WHAT TO PRODUCE:
Send each entry back exactly as given, pictures excluded.

DATA ENTRIES:
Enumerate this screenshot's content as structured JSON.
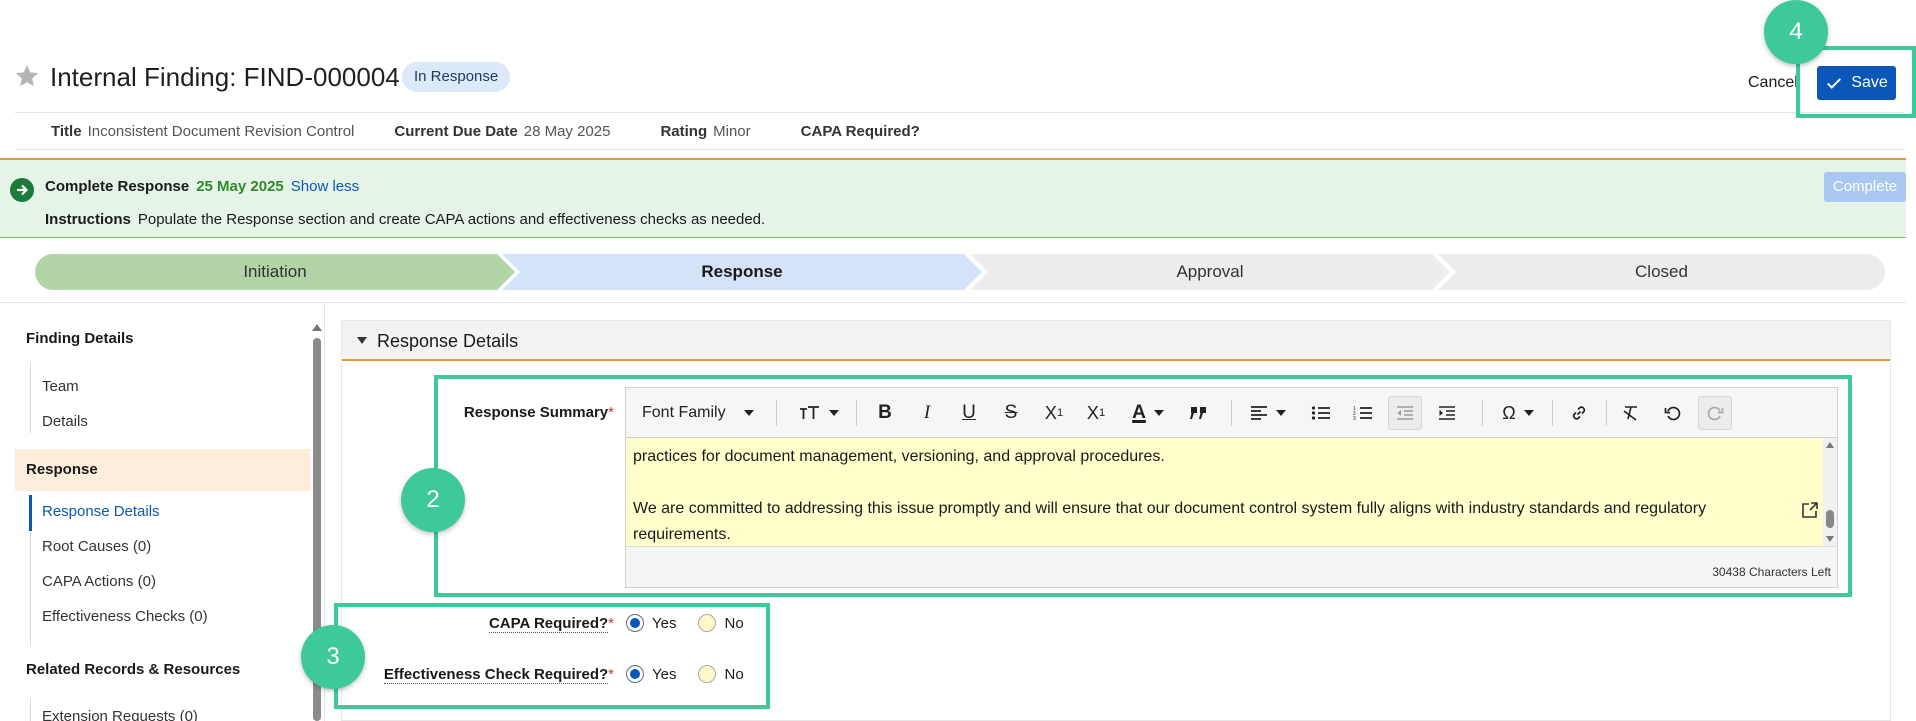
{
  "header": {
    "title": "Internal Finding: FIND-000004",
    "status": "In Response",
    "cancel_label": "Cancel",
    "save_label": "Save"
  },
  "meta": [
    {
      "label": "Title",
      "value": "Inconsistent Document Revision Control"
    },
    {
      "label": "Current Due Date",
      "value": "28 May 2025"
    },
    {
      "label": "Rating",
      "value": "Minor"
    },
    {
      "label": "CAPA Required?",
      "value": ""
    }
  ],
  "banner": {
    "task": "Complete Response",
    "date": "25 May 2025",
    "toggle": "Show less",
    "instructions_label": "Instructions",
    "instructions": "Populate the Response section and create CAPA actions and effectiveness checks as needed.",
    "complete_label": "Complete"
  },
  "stepper": [
    {
      "label": "Initiation",
      "state": "done"
    },
    {
      "label": "Response",
      "state": "current"
    },
    {
      "label": "Approval",
      "state": "pending"
    },
    {
      "label": "Closed",
      "state": "pending"
    }
  ],
  "sidebar": {
    "sections": [
      {
        "title": "Finding Details",
        "items": [
          "Team",
          "Details"
        ]
      },
      {
        "title": "Response",
        "items": [
          "Response Details",
          "Root Causes (0)",
          "CAPA Actions (0)",
          "Effectiveness Checks (0)"
        ]
      },
      {
        "title": "Related Records & Resources",
        "items": [
          "Extension Requests (0)"
        ]
      }
    ],
    "active_item": "Response Details"
  },
  "section": {
    "title": "Response Details"
  },
  "form": {
    "response_summary_label": "Response Summary",
    "required_mark": "*",
    "toolbar": {
      "font_family": "Font Family"
    },
    "editor_text_1": "practices for document management, versioning, and approval procedures.",
    "editor_text_2": "We are committed to addressing this issue promptly and will ensure that our document control system fully aligns with industry standards and regulatory",
    "editor_text_3": "requirements.",
    "char_count": "30438 Characters Left",
    "capa_label": "CAPA Required?",
    "effectiveness_label": "Effectiveness Check Required?",
    "yes": "Yes",
    "no": "No",
    "capa_value": "Yes",
    "effectiveness_value": "Yes"
  },
  "annotations": {
    "step_2": "2",
    "step_3": "3",
    "step_4": "4",
    "color": "#3ec99a"
  },
  "colors": {
    "primary": "#0a57b8",
    "banner_bg": "#e5f4e6",
    "accent_orange": "#e89a3a",
    "step_done": "#b1d5a7",
    "step_current": "#d3e3f8",
    "step_pending": "#ededed",
    "editor_bg": "#ffffcc"
  }
}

TASK SOLUTION:
Enumerate this screenshot's content as structured JSON.
{
  "header": {
    "title": "Internal Finding: FIND-000004",
    "status": "In Response",
    "cancel_label": "Cancel",
    "save_label": "Save"
  },
  "meta": [
    {
      "label": "Title",
      "value": "Inconsistent Document Revision Control"
    },
    {
      "label": "Current Due Date",
      "value": "28 May 2025"
    },
    {
      "label": "Rating",
      "value": "Minor"
    },
    {
      "label": "CAPA Required?",
      "value": ""
    }
  ],
  "banner": {
    "task": "Complete Response",
    "date": "25 May 2025",
    "toggle": "Show less",
    "instructions_label": "Instructions",
    "instructions": "Populate the Response section and create CAPA actions and effectiveness checks as needed.",
    "complete_label": "Complete"
  },
  "stepper": [
    {
      "label": "Initiation",
      "state": "done"
    },
    {
      "label": "Response",
      "state": "current"
    },
    {
      "label": "Approval",
      "state": "pending"
    },
    {
      "label": "Closed",
      "state": "pending"
    }
  ],
  "sidebar": {
    "sections": [
      {
        "title": "Finding Details",
        "items": [
          "Team",
          "Details"
        ]
      },
      {
        "title": "Response",
        "items": [
          "Response Details",
          "Root Causes (0)",
          "CAPA Actions (0)",
          "Effectiveness Checks (0)"
        ]
      },
      {
        "title": "Related Records & Resources",
        "items": [
          "Extension Requests (0)"
        ]
      }
    ],
    "active_item": "Response Details"
  },
  "section": {
    "title": "Response Details"
  },
  "form": {
    "response_summary_label": "Response Summary",
    "required_mark": "*",
    "toolbar": {
      "font_family": "Font Family"
    },
    "editor_text_1": "practices for document management, versioning, and approval procedures.",
    "editor_text_2": "We are committed to addressing this issue promptly and will ensure that our document control system fully aligns with industry standards and regulatory",
    "editor_text_3": "requirements.",
    "char_count": "30438 Characters Left",
    "capa_label": "CAPA Required?",
    "effectiveness_label": "Effectiveness Check Required?",
    "yes": "Yes",
    "no": "No",
    "capa_value": "Yes",
    "effectiveness_value": "Yes"
  },
  "annotations": {
    "step_2": "2",
    "step_3": "3",
    "step_4": "4",
    "color": "#3ec99a"
  },
  "colors": {
    "primary": "#0a57b8",
    "banner_bg": "#e5f4e6",
    "accent_orange": "#e89a3a",
    "step_done": "#b1d5a7",
    "step_current": "#d3e3f8",
    "step_pending": "#ededed",
    "editor_bg": "#ffffcc"
  }
}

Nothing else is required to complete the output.